## CONSIGNE
Indiquez si chacune des affirmations suivantes est conforme à l’extrait sur le secteur de la friperie, en répondant par oui ou non et en citant mot pour mot le passage qui tranche. 1. En 2016, le pays importait chaque année plus de 80 mille tonnes de vêtements usagés. 2. Le secteur compte 3.689 commerçants de gros. 3. D’après le BIT, une reprise complète sera aisée à atteindre d’ici 2023.

En 2021, la pandémie de Covid-19 a impacté l’économie mondiale pour la deuxième année consécutive, empêchant un redressement complet et équilibré des marchés du travail, selon le Bureau international du travail (BIT). Dans l’ensemble, les principaux indicateurs du marché du travail dans toutes les régions n’ont pas encore retrouvé leur niveau d’avant la pandémie. Pour toutes les régions, les projections jusqu’en 2023 indiquent qu’une reprise complète restera difficile à atteindre, ajoute l’instance internationale du travail. L’inquiétude des commerçants grossistes de friperie pourrait donc être légitime. Les longues périodes de confinement total observées à intervalles de temps et durant lesquelles les activités des friperies ont été totalement suspendues ont rendu la vie plus difficile aux commerçants du secteur.
En 2016, et avant la propagation de la pandémie, notre pays importait annuellement, plus de 80 mille tonnes de vêtements usagés qui sont répartis sur plusieurs dépôts dans toutes les régions du pays, d’après la Chambre nationale syndicale des commerçants grossistes fripiers. Trois ans après, le chiffre d’importation a plus que doublé, atteignant les 200.000 tonnes. Cela dénote toute l’importance du secteur qui est toujours, faut-il le signaler, menacé par la gangrène de l’informel. En effet, environ 2.000 commerçants détaillants de vêtements d’occasion exercent sans autorisation.
Quoiqu’il regroupe 288 commerçants de gros, 3.689 commerçants de détail, et environ 10.000 travailleurs exerçant sur le terrain, dont une grande majorité ne bénéficie pas d’une couverture sociale, selon des données officielles reprises par la TAP, et en dépit de son importance pour les Tunisiens, il semble que le secteur ne constitue pas une priorité pour les décideurs en termes de restructuration. Cela s’explique surtout par une faible valeur ajoutée et une évasion fiscale évidente.

## DONNÉES DISPONIBLES
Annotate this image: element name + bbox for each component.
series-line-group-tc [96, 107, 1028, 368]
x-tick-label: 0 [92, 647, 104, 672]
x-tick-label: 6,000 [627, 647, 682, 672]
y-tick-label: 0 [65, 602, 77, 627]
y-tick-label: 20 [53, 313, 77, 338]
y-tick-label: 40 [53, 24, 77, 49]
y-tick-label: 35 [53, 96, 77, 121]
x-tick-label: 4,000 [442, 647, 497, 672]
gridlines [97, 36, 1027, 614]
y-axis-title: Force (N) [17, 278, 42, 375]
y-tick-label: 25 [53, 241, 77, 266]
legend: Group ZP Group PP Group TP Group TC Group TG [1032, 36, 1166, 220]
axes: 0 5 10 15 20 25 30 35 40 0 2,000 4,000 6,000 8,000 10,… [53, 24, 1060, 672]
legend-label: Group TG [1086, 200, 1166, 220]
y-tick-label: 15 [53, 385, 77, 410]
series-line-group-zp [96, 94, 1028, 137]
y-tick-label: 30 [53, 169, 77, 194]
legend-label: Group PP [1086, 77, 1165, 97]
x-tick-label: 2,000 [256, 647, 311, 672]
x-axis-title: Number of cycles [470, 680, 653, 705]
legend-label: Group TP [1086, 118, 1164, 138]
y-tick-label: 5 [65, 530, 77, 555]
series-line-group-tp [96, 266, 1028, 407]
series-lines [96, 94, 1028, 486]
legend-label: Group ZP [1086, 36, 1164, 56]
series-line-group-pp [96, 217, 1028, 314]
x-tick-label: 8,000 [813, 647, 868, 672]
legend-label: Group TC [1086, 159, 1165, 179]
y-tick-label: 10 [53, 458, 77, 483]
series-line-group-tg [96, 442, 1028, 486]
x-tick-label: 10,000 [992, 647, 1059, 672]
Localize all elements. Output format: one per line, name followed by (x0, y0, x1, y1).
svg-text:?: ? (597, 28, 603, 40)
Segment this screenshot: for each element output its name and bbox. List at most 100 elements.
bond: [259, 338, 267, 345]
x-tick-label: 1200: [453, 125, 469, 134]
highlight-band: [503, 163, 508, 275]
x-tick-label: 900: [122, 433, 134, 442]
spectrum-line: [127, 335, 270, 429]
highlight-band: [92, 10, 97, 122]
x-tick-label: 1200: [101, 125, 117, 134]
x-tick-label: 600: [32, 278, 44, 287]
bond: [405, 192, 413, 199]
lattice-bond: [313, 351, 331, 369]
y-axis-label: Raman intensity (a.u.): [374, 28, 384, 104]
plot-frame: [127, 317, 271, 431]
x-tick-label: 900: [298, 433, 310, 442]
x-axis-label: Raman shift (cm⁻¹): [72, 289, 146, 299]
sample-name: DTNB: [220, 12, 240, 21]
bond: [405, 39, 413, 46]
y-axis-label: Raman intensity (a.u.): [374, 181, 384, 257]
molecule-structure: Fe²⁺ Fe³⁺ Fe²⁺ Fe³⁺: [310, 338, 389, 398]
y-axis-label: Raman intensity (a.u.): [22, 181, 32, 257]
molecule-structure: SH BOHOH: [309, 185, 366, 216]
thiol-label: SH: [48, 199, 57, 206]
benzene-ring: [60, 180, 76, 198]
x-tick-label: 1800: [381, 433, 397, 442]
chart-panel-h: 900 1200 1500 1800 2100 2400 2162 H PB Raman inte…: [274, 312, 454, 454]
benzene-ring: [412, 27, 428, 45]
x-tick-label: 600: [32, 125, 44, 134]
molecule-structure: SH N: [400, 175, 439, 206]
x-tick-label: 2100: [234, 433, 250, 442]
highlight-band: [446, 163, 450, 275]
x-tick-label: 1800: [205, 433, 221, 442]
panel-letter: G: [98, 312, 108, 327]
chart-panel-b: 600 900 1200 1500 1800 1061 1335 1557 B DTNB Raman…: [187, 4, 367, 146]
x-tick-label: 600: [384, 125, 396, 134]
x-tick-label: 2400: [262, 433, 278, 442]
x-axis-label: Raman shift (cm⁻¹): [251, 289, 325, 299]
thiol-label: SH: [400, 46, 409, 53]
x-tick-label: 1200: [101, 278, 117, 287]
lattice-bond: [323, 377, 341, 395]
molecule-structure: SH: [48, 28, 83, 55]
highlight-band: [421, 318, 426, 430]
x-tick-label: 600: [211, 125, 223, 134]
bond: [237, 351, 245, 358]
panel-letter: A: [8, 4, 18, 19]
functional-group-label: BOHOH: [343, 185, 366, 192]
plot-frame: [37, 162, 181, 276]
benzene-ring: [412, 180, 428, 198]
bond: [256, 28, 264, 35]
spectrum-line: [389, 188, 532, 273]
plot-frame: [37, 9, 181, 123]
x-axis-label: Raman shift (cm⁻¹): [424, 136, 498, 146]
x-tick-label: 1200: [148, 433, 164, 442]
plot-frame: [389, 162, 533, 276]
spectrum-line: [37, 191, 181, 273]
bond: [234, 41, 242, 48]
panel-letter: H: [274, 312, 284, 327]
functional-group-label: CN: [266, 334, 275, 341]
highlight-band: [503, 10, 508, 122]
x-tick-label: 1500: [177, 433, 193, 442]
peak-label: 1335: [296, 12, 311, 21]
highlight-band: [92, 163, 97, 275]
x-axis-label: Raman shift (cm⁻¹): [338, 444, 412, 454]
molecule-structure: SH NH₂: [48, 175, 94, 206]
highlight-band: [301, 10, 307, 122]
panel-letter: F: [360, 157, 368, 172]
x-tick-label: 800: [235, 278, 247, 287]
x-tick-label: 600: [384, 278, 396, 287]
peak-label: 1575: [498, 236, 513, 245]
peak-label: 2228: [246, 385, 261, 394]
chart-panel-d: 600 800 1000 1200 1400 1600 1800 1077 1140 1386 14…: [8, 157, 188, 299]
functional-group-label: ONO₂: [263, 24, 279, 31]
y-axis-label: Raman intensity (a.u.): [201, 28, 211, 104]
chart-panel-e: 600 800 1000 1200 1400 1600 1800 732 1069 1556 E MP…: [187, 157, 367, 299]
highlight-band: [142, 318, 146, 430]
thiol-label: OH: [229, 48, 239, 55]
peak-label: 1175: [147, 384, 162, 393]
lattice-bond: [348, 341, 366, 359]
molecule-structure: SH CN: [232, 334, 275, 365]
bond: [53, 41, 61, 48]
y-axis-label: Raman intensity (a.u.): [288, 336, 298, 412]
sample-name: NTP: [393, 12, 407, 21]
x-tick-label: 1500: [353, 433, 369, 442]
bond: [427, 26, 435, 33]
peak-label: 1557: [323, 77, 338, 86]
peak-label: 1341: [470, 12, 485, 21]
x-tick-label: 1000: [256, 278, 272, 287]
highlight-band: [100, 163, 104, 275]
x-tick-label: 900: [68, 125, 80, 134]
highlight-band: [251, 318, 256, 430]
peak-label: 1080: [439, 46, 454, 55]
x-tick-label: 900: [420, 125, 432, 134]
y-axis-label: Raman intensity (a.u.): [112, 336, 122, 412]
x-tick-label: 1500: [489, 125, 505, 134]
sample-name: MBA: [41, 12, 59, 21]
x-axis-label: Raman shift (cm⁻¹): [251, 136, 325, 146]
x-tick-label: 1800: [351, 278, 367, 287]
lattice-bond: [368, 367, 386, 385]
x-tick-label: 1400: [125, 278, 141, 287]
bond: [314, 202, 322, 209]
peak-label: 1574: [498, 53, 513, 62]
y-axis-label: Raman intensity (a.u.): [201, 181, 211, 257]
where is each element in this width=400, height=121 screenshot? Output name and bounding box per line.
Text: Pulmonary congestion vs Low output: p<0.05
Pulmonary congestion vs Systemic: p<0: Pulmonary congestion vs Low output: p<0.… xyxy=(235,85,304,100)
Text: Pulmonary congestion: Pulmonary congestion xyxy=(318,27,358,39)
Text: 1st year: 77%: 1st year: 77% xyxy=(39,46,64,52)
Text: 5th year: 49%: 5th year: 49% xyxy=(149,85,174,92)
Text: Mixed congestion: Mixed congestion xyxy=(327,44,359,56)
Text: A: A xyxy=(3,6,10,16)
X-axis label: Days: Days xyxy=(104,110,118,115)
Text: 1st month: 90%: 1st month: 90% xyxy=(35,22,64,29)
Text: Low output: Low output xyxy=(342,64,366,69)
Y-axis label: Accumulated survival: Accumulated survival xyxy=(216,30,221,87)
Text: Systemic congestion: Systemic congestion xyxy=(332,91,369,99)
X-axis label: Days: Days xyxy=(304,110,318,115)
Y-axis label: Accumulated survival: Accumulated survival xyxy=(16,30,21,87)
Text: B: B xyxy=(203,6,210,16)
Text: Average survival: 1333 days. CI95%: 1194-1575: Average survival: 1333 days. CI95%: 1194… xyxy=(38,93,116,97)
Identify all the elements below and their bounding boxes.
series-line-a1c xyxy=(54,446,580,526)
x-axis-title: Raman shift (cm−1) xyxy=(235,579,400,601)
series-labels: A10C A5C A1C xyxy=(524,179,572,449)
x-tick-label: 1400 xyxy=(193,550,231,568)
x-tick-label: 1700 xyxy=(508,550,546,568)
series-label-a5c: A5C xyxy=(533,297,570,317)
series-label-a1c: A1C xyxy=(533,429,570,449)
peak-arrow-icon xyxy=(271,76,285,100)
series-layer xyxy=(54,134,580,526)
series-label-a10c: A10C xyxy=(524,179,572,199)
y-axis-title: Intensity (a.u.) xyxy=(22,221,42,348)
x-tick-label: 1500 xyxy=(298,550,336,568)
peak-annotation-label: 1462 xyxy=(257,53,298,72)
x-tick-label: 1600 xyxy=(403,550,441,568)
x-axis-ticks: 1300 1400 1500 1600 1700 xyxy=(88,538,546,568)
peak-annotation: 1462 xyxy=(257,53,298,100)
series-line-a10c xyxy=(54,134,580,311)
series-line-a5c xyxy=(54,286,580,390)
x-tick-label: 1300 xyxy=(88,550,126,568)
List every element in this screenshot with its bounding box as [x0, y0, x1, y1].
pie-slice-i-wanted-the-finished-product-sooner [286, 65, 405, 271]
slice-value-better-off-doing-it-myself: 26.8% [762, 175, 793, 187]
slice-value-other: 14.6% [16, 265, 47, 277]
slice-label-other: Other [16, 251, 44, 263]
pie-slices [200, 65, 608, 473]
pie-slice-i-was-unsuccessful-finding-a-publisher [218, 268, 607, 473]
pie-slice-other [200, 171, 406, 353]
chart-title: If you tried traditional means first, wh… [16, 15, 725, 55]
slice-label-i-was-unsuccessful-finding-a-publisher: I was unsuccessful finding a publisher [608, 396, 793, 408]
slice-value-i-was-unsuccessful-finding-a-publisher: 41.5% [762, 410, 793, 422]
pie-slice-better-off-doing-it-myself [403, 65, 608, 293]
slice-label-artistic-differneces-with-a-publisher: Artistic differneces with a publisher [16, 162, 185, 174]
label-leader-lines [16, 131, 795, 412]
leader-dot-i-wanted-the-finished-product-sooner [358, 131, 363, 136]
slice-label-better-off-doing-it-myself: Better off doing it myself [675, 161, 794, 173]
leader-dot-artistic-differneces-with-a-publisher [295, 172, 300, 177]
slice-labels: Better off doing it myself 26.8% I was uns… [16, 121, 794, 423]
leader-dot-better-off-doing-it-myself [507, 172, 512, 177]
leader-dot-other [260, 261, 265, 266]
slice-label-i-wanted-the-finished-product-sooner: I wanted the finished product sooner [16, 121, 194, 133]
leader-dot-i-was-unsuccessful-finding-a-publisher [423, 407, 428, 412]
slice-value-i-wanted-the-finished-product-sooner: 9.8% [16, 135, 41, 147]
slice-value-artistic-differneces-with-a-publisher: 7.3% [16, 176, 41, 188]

## CORRIGÉ
1. Oui : « notre pays importait annuellement, plus de 80 mille tonnes de vêtements usagés ».
2. Non : « 288 commerçants de gros, 3.689 commerçants de détail ».
3. Non : « les projections jusqu’en 2023 indiquent qu’une reprise complète restera difficile à atteindre ».